Task instructions ▸ Output every record word for word.

Material provided ▸
•••
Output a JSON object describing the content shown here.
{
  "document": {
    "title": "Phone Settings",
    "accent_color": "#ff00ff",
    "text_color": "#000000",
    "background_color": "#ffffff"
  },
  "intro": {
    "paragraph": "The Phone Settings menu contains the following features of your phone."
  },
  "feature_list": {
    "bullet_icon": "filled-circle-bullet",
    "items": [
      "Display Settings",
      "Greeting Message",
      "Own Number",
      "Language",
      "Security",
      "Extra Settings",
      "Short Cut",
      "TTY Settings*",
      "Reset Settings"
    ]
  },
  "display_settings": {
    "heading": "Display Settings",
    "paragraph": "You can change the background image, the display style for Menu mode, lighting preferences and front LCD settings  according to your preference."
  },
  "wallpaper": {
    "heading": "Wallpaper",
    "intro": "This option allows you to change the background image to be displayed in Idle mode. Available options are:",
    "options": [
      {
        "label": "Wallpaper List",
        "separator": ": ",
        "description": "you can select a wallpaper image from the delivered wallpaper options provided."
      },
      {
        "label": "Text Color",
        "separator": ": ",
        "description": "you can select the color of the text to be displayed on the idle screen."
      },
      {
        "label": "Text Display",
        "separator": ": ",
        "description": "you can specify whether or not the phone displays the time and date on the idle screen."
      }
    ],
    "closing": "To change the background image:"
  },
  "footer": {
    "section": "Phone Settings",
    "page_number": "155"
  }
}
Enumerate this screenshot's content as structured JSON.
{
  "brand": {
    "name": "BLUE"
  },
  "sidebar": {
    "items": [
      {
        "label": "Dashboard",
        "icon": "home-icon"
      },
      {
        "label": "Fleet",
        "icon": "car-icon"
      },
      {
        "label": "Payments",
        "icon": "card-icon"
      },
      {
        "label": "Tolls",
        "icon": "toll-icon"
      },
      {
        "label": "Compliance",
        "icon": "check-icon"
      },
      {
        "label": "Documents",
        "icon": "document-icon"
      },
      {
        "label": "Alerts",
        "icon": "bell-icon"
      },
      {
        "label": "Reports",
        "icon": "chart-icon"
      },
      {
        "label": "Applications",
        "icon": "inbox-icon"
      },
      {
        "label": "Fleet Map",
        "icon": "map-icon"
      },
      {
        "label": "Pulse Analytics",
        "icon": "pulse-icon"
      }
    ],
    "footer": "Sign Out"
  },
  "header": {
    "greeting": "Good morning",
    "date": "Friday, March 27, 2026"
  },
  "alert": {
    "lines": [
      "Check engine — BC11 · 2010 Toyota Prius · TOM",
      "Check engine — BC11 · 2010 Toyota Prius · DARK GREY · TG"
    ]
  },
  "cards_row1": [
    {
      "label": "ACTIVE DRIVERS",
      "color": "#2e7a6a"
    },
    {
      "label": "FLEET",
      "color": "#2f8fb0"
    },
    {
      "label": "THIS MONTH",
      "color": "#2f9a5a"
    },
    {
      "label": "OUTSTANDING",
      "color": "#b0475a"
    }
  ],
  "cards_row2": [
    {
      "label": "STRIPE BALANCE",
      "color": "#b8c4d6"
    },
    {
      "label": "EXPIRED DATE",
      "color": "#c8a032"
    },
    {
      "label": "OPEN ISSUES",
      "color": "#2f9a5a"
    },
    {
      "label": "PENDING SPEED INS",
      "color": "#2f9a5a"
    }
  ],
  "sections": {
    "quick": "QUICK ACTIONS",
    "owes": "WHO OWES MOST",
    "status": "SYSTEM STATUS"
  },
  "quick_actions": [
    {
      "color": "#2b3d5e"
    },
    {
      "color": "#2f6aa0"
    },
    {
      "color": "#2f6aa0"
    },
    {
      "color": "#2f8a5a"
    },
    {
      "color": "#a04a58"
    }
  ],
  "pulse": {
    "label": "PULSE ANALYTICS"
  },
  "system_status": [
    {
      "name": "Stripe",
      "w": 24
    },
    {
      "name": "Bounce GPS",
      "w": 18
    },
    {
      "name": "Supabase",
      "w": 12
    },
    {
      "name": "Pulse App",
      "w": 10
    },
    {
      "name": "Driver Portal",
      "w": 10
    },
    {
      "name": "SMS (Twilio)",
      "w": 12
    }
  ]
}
•••
Task output ▸
Output a JSON object describing the content shown here.
{
  "document": {
    "title": "Phone Settings",
    "accent_color": "#ff00ff",
    "text_color": "#000000",
    "background_color": "#ffffff"
  },
  "intro": {
    "paragraph": "The Phone Settings menu contains the following features of your phone."
  },
  "feature_list": {
    "bullet_icon": "filled-circle-bullet",
    "items": [
      "Display Settings",
      "Greeting Message",
      "Own Number",
      "Language",
      "Security",
      "Extra Settings",
      "Short Cut",
      "TTY Settings*",
      "Reset Settings"
    ]
  },
  "display_settings": {
    "heading": "Display Settings",
    "paragraph": "You can change the background image, the display style for Menu mode, lighting preferences and front LCD settings  according to your preference."
  },
  "wallpaper": {
    "heading": "Wallpaper",
    "intro": "This option allows you to change the background image to be displayed in Idle mode. Available options are:",
    "options": [
      {
        "label": "Wallpaper List",
        "separator": ": ",
        "description": "you can select a wallpaper image from the delivered wallpaper options provided."
      },
      {
        "label": "Text Color",
        "separator": ": ",
        "description": "you can select the color of the text to be displayed on the idle screen."
      },
      {
        "label": "Text Display",
        "separator": ": ",
        "description": "you can specify whether or not the phone displays the time and date on the idle screen."
      }
    ],
    "closing": "To change the background image:"
  },
  "footer": {
    "section": "Phone Settings",
    "page_number": "155"
  }
}
Enumerate this screenshot's content as structured JSON.
{
  "brand": {
    "name": "BLUE"
  },
  "sidebar": {
    "items": [
      {
        "label": "Dashboard",
        "icon": "home-icon"
      },
      {
        "label": "Fleet",
        "icon": "car-icon"
      },
      {
        "label": "Payments",
        "icon": "card-icon"
      },
      {
        "label": "Tolls",
        "icon": "toll-icon"
      },
      {
        "label": "Compliance",
        "icon": "check-icon"
      },
      {
        "label": "Documents",
        "icon": "document-icon"
      },
      {
        "label": "Alerts",
        "icon": "bell-icon"
      },
      {
        "label": "Reports",
        "icon": "chart-icon"
      },
      {
        "label": "Applications",
        "icon": "inbox-icon"
      },
      {
        "label": "Fleet Map",
        "icon": "map-icon"
      },
      {
        "label": "Pulse Analytics",
        "icon": "pulse-icon"
      }
    ],
    "footer": "Sign Out"
  },
  "header": {
    "greeting": "Good morning",
    "date": "Friday, March 27, 2026"
  },
  "alert": {
    "lines": [
      "Check engine — BC11 · 2010 Toyota Prius · TOM",
      "Check engine — BC11 · 2010 Toyota Prius · DARK GREY · TG"
    ]
  },
  "cards_row1": [
    {
      "label": "ACTIVE DRIVERS",
      "color": "#2e7a6a"
    },
    {
      "label": "FLEET",
      "color": "#2f8fb0"
    },
    {
      "label": "THIS MONTH",
      "color": "#2f9a5a"
    },
    {
      "label": "OUTSTANDING",
      "color": "#b0475a"
    }
  ],
  "cards_row2": [
    {
      "label": "STRIPE BALANCE",
      "color": "#b8c4d6"
    },
    {
      "label": "EXPIRED DATE",
      "color": "#c8a032"
    },
    {
      "label": "OPEN ISSUES",
      "color": "#2f9a5a"
    },
    {
      "label": "PENDING SPEED INS",
      "color": "#2f9a5a"
    }
  ],
  "sections": {
    "quick": "QUICK ACTIONS",
    "owes": "WHO OWES MOST",
    "status": "SYSTEM STATUS"
  },
  "quick_actions": [
    {
      "color": "#2b3d5e"
    },
    {
      "color": "#2f6aa0"
    },
    {
      "color": "#2f6aa0"
    },
    {
      "color": "#2f8a5a"
    },
    {
      "color": "#a04a58"
    }
  ],
  "pulse": {
    "label": "PULSE ANALYTICS"
  },
  "system_status": [
    {
      "name": "Stripe",
      "w": 24
    },
    {
      "name": "Bounce GPS",
      "w": 18
    },
    {
      "name": "Supabase",
      "w": 12
    },
    {
      "name": "Pulse App",
      "w": 10
    },
    {
      "name": "Driver Portal",
      "w": 10
    },
    {
      "name": "SMS (Twilio)",
      "w": 12
    }
  ]
}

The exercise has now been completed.